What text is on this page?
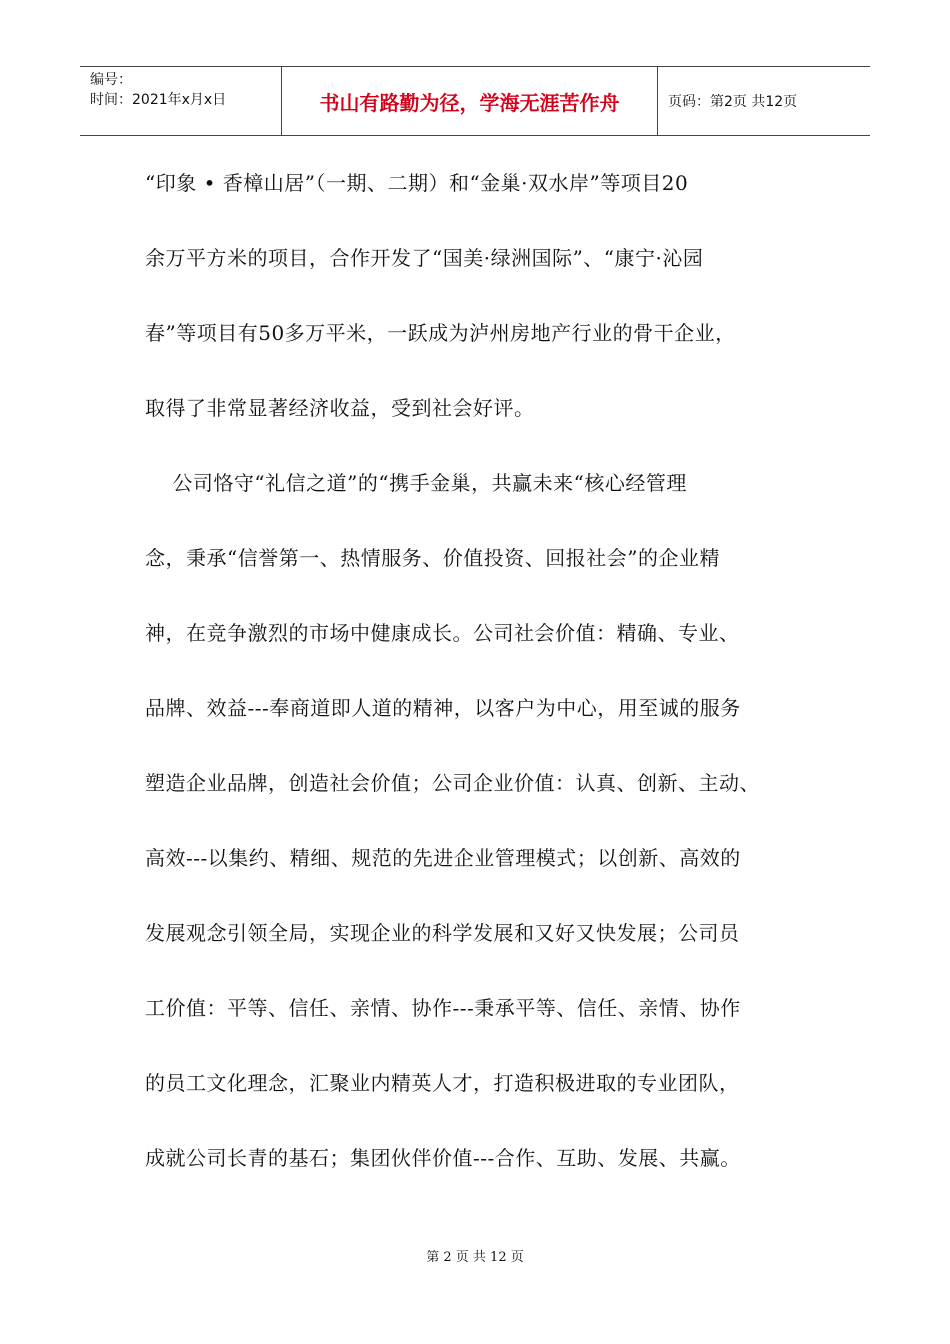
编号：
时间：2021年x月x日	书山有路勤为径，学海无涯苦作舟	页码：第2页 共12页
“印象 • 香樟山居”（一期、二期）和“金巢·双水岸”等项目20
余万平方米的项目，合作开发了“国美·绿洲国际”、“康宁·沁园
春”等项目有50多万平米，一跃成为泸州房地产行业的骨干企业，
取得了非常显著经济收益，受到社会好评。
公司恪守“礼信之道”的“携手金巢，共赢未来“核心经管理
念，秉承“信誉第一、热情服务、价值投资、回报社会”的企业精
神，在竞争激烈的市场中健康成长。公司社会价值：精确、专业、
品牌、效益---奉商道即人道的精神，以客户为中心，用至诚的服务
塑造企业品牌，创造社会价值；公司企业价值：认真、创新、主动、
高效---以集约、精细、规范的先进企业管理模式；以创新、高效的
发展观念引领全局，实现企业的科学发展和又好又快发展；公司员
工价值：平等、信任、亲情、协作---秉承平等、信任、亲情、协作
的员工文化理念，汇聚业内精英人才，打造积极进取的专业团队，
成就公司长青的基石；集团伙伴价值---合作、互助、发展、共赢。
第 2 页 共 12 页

·····

Omit the pictures and reproduce the listing exactly.

What text is on this page?
编号：
时间：2021年x月x日	书山有路勤为径，学海无涯苦作舟	页码：第2页 共12页
“印象 • 香樟山居”（一期、二期）和“金巢·双水岸”等项目20
余万平方米的项目，合作开发了“国美·绿洲国际”、“康宁·沁园
春”等项目有50多万平米，一跃成为泸州房地产行业的骨干企业，
取得了非常显著经济收益，受到社会好评。
公司恪守“礼信之道”的“携手金巢，共赢未来“核心经管理
念，秉承“信誉第一、热情服务、价值投资、回报社会”的企业精
神，在竞争激烈的市场中健康成长。公司社会价值：精确、专业、
品牌、效益---奉商道即人道的精神，以客户为中心，用至诚的服务
塑造企业品牌，创造社会价值；公司企业价值：认真、创新、主动、
高效---以集约、精细、规范的先进企业管理模式；以创新、高效的
发展观念引领全局，实现企业的科学发展和又好又快发展；公司员
工价值：平等、信任、亲情、协作---秉承平等、信任、亲情、协作
的员工文化理念，汇聚业内精英人才，打造积极进取的专业团队，
成就公司长青的基石；集团伙伴价值---合作、互助、发展、共赢。
第 2 页 共 12 页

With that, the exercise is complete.